_Task statement_. Can the data below be set down again exactly, line for line?

_Data entries_.

-------------------------

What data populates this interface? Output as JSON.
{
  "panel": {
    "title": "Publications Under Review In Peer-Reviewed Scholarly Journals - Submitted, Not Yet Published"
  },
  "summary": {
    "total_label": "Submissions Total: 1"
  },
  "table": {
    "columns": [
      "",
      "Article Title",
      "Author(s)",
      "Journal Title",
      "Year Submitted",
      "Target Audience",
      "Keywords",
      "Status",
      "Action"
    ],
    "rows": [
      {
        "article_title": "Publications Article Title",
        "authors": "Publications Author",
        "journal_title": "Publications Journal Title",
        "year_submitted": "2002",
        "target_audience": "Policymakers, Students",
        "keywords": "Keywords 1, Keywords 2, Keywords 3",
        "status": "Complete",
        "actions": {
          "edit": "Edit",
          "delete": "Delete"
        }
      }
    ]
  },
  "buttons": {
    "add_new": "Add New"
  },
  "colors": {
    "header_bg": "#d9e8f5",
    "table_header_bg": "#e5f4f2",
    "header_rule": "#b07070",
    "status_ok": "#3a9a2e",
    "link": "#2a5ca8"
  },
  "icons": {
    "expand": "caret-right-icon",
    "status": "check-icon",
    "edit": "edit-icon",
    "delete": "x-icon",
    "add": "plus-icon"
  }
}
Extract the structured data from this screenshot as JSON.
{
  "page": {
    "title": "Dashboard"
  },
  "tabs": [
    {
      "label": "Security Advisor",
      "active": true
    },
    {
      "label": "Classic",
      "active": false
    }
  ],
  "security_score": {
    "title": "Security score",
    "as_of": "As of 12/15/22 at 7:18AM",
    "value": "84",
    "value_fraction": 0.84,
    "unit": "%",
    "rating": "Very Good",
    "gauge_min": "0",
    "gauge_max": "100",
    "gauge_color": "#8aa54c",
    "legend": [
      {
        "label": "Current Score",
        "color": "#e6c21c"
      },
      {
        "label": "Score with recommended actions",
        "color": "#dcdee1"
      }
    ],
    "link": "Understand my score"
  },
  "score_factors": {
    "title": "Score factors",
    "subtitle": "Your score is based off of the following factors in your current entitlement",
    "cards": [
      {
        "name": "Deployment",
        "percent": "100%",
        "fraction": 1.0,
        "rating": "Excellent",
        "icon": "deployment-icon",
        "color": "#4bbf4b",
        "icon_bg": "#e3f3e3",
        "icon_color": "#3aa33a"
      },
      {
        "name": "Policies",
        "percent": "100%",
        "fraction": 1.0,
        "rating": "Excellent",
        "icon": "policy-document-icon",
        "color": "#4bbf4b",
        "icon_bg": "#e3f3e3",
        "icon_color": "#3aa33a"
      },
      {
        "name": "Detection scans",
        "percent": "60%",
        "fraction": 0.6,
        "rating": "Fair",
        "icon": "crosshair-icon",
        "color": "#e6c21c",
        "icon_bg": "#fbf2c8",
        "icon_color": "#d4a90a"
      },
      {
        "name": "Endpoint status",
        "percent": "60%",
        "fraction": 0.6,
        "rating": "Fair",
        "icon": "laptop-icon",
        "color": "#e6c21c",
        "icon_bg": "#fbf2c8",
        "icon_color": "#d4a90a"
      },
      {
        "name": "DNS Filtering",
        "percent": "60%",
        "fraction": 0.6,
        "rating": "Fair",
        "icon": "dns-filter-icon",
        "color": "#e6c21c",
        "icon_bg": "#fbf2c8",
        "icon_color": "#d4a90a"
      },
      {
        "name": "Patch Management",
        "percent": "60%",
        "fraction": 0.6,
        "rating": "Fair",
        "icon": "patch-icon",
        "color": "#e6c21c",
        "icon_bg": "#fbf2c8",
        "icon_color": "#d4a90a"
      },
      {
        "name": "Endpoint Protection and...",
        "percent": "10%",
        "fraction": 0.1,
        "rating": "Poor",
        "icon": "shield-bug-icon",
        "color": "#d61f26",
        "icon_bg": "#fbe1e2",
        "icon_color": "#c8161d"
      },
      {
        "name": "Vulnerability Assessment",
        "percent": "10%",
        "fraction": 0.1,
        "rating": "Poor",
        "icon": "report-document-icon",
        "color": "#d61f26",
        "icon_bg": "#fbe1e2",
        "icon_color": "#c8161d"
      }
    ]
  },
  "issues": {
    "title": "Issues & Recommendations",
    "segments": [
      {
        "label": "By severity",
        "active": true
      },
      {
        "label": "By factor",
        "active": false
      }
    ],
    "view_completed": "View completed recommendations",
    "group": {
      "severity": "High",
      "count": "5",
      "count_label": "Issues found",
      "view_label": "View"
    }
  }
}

-------------------------

_Answer for this exercise_.
What data populates this interface? Output as JSON.
{
  "panel": {
    "title": "Publications Under Review In Peer-Reviewed Scholarly Journals - Submitted, Not Yet Published"
  },
  "summary": {
    "total_label": "Submissions Total: 1"
  },
  "table": {
    "columns": [
      "",
      "Article Title",
      "Author(s)",
      "Journal Title",
      "Year Submitted",
      "Target Audience",
      "Keywords",
      "Status",
      "Action"
    ],
    "rows": [
      {
        "article_title": "Publications Article Title",
        "authors": "Publications Author",
        "journal_title": "Publications Journal Title",
        "year_submitted": "2002",
        "target_audience": "Policymakers, Students",
        "keywords": "Keywords 1, Keywords 2, Keywords 3",
        "status": "Complete",
        "actions": {
          "edit": "Edit",
          "delete": "Delete"
        }
      }
    ]
  },
  "buttons": {
    "add_new": "Add New"
  },
  "colors": {
    "header_bg": "#d9e8f5",
    "table_header_bg": "#e5f4f2",
    "header_rule": "#b07070",
    "status_ok": "#3a9a2e",
    "link": "#2a5ca8"
  },
  "icons": {
    "expand": "caret-right-icon",
    "status": "check-icon",
    "edit": "edit-icon",
    "delete": "x-icon",
    "add": "plus-icon"
  }
}
Extract the structured data from this screenshot as JSON.
{
  "page": {
    "title": "Dashboard"
  },
  "tabs": [
    {
      "label": "Security Advisor",
      "active": true
    },
    {
      "label": "Classic",
      "active": false
    }
  ],
  "security_score": {
    "title": "Security score",
    "as_of": "As of 12/15/22 at 7:18AM",
    "value": "84",
    "value_fraction": 0.84,
    "unit": "%",
    "rating": "Very Good",
    "gauge_min": "0",
    "gauge_max": "100",
    "gauge_color": "#8aa54c",
    "legend": [
      {
        "label": "Current Score",
        "color": "#e6c21c"
      },
      {
        "label": "Score with recommended actions",
        "color": "#dcdee1"
      }
    ],
    "link": "Understand my score"
  },
  "score_factors": {
    "title": "Score factors",
    "subtitle": "Your score is based off of the following factors in your current entitlement",
    "cards": [
      {
        "name": "Deployment",
        "percent": "100%",
        "fraction": 1.0,
        "rating": "Excellent",
        "icon": "deployment-icon",
        "color": "#4bbf4b",
        "icon_bg": "#e3f3e3",
        "icon_color": "#3aa33a"
      },
      {
        "name": "Policies",
        "percent": "100%",
        "fraction": 1.0,
        "rating": "Excellent",
        "icon": "policy-document-icon",
        "color": "#4bbf4b",
        "icon_bg": "#e3f3e3",
        "icon_color": "#3aa33a"
      },
      {
        "name": "Detection scans",
        "percent": "60%",
        "fraction": 0.6,
        "rating": "Fair",
        "icon": "crosshair-icon",
        "color": "#e6c21c",
        "icon_bg": "#fbf2c8",
        "icon_color": "#d4a90a"
      },
      {
        "name": "Endpoint status",
        "percent": "60%",
        "fraction": 0.6,
        "rating": "Fair",
        "icon": "laptop-icon",
        "color": "#e6c21c",
        "icon_bg": "#fbf2c8",
        "icon_color": "#d4a90a"
      },
      {
        "name": "DNS Filtering",
        "percent": "60%",
        "fraction": 0.6,
        "rating": "Fair",
        "icon": "dns-filter-icon",
        "color": "#e6c21c",
        "icon_bg": "#fbf2c8",
        "icon_color": "#d4a90a"
      },
      {
        "name": "Patch Management",
        "percent": "60%",
        "fraction": 0.6,
        "rating": "Fair",
        "icon": "patch-icon",
        "color": "#e6c21c",
        "icon_bg": "#fbf2c8",
        "icon_color": "#d4a90a"
      },
      {
        "name": "Endpoint Protection and...",
        "percent": "10%",
        "fraction": 0.1,
        "rating": "Poor",
        "icon": "shield-bug-icon",
        "color": "#d61f26",
        "icon_bg": "#fbe1e2",
        "icon_color": "#c8161d"
      },
      {
        "name": "Vulnerability Assessment",
        "percent": "10%",
        "fraction": 0.1,
        "rating": "Poor",
        "icon": "report-document-icon",
        "color": "#d61f26",
        "icon_bg": "#fbe1e2",
        "icon_color": "#c8161d"
      }
    ]
  },
  "issues": {
    "title": "Issues & Recommendations",
    "segments": [
      {
        "label": "By severity",
        "active": true
      },
      {
        "label": "By factor",
        "active": false
      }
    ],
    "view_completed": "View completed recommendations",
    "group": {
      "severity": "High",
      "count": "5",
      "count_label": "Issues found",
      "view_label": "View"
    }
  }
}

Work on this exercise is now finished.